## Excerpted text
★ ★ ★ ★ ★

4 Vector Spaces
“Matrices act. They don’t just sit there.”
– Gilbert Strang
Thus far, we developed efficient techniques to solve linear systems of equations without a thorough discussion on their solvability. We only said: If solution exists uniquely, methods like Gaussian elimination and \mathbf{LU} factorization go through seamlessly. When pivoting falls apart, however, our technique has not been mature enough to
- detect whether the system is inconsistent (no solution possible)
- return at least one solution when the system has many solutions.
In this chapter, we take a brief diversion to build the theory of vector spaces and their subspaces to be able to facilitate more concrete discussions on linear systems and a better understanding of the nature of their solutions. Our ultimate goal of the chapter is to improve the classical Gaussian elimination to make it more intelligent in the face of the missing pivots.

★ ★ ★ ★ ★

## Data extract
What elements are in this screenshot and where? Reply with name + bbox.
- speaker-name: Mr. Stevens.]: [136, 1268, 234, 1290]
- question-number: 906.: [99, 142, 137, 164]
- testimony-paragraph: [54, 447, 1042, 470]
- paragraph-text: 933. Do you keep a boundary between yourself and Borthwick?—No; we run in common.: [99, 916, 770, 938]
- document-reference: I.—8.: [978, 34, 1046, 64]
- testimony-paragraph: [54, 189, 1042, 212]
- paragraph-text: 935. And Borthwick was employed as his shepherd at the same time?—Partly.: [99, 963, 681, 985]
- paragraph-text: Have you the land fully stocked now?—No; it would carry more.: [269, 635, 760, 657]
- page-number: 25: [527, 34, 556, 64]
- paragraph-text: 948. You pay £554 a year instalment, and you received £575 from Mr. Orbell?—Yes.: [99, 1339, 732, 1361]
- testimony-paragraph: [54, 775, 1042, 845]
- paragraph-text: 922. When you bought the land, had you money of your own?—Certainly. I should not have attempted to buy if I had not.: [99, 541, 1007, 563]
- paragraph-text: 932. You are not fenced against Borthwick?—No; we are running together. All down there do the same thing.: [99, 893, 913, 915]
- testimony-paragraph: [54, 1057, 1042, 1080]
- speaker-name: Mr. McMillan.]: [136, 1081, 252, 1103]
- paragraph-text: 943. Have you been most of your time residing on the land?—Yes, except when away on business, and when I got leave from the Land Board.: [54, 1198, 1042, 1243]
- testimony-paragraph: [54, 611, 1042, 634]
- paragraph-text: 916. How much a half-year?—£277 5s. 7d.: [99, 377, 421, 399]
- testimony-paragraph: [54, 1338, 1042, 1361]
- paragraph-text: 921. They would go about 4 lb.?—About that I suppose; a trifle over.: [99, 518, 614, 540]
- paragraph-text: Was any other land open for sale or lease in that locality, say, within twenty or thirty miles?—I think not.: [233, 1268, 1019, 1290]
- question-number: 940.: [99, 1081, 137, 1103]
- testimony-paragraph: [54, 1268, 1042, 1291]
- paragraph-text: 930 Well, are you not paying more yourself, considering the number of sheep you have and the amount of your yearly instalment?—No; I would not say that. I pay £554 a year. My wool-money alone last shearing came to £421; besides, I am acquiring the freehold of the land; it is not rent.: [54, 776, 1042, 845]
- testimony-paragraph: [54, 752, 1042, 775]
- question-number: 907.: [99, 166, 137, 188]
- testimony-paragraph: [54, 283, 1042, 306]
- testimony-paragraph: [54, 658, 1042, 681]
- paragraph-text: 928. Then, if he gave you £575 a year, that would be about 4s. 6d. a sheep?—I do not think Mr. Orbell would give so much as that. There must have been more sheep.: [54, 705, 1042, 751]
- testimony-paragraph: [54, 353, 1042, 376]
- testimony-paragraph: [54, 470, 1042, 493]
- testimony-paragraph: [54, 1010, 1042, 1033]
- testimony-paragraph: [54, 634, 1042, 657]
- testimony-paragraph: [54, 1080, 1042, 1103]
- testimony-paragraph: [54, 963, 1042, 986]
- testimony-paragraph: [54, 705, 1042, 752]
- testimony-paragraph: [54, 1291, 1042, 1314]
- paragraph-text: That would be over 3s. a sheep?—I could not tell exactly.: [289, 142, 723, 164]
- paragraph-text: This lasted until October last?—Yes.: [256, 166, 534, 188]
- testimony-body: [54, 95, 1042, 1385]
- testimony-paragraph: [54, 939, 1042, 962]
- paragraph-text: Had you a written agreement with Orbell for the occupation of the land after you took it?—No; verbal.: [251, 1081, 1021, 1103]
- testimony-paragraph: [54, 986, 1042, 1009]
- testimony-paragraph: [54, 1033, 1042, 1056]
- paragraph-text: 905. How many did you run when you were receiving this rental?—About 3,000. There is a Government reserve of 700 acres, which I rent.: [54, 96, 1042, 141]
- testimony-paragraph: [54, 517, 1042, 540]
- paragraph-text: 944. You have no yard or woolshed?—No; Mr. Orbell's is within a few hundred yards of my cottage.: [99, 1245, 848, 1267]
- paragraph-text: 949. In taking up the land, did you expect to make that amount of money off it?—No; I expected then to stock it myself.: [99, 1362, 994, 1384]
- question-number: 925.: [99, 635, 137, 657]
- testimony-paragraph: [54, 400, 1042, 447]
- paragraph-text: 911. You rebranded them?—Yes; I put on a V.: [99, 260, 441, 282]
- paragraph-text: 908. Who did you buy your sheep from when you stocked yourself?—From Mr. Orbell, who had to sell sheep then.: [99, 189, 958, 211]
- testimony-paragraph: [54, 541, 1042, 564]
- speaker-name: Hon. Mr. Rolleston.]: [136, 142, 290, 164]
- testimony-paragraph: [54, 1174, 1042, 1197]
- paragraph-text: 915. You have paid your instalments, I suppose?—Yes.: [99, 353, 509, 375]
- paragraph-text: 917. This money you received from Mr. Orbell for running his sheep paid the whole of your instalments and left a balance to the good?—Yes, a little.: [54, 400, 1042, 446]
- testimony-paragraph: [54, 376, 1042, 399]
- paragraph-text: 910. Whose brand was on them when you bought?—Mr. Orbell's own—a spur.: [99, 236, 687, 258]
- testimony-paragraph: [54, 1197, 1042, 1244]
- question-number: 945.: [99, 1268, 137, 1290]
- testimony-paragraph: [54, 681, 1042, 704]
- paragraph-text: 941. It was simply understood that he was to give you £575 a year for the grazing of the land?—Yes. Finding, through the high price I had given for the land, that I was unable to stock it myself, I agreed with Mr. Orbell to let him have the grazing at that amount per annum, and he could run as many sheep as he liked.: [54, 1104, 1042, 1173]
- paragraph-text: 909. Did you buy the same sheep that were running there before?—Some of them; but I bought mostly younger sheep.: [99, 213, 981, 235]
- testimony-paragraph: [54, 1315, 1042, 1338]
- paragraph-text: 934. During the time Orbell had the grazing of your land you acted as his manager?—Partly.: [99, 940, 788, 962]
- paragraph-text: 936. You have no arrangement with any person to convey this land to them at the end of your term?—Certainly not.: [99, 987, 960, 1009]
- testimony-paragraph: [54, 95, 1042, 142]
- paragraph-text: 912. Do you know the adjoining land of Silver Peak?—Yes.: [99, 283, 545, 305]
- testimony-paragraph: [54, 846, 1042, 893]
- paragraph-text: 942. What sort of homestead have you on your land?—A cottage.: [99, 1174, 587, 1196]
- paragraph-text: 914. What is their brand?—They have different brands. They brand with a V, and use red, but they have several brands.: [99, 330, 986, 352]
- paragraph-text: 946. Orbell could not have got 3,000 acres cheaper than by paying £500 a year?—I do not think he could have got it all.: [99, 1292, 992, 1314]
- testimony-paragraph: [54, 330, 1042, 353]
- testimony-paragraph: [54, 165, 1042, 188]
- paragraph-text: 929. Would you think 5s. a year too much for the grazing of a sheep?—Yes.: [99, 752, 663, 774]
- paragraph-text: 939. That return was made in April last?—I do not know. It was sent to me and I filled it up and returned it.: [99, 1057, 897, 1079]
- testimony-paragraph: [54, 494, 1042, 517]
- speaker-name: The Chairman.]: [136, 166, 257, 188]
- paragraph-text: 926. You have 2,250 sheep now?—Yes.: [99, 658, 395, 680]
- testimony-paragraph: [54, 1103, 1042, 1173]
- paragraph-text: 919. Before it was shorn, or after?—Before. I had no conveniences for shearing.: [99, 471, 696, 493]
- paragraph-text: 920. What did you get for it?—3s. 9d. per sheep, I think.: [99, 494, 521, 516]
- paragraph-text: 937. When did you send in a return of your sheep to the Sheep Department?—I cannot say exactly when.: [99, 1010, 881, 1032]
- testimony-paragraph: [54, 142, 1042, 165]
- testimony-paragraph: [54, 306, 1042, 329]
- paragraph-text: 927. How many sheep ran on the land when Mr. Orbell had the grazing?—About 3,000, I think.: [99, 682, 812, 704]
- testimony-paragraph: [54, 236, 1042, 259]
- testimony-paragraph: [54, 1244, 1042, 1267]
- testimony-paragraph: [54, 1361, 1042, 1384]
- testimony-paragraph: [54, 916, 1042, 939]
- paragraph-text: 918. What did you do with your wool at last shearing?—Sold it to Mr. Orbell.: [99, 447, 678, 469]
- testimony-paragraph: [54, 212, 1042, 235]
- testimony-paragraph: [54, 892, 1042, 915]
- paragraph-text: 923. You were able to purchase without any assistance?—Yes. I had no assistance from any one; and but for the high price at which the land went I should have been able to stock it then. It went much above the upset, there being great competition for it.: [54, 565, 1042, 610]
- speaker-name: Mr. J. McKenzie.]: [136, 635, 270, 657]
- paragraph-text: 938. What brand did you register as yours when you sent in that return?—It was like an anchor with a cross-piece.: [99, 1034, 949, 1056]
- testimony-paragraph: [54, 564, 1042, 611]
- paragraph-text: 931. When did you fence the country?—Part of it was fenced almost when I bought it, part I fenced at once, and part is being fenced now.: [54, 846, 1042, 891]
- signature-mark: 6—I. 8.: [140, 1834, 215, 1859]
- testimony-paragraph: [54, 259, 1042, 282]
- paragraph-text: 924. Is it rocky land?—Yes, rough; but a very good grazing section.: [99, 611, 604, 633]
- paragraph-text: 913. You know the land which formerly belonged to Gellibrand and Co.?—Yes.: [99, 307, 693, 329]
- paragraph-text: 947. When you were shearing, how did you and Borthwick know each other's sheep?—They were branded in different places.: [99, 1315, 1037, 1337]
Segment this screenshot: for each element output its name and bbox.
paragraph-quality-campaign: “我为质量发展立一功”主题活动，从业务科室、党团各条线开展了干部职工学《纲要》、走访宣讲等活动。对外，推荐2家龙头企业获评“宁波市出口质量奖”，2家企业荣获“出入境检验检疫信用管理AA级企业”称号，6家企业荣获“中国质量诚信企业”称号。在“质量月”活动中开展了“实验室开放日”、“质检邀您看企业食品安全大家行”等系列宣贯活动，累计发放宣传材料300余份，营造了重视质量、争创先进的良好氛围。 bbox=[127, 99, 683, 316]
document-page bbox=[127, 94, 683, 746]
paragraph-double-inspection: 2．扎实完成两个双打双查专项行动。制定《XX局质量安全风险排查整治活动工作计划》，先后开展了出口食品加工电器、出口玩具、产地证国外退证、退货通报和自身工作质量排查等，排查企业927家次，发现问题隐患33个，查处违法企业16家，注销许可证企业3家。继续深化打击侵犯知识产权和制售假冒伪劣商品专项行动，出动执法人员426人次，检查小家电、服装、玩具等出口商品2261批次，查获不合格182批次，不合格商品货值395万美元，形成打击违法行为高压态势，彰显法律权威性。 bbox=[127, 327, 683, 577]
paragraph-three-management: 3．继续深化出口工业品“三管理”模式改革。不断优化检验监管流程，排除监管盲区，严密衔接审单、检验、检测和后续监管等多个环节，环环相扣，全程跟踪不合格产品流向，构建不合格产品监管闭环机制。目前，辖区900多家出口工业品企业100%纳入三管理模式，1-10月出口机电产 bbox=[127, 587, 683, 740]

★ ★ ★ ★ ★

## Given problem
In the vector spaces chapter introduction, what is stated as the chapter's ultimate goal?

## Answer to the problem
To improve the classical Gaussian elimination so that it is more intelligent in the face of missing pivots.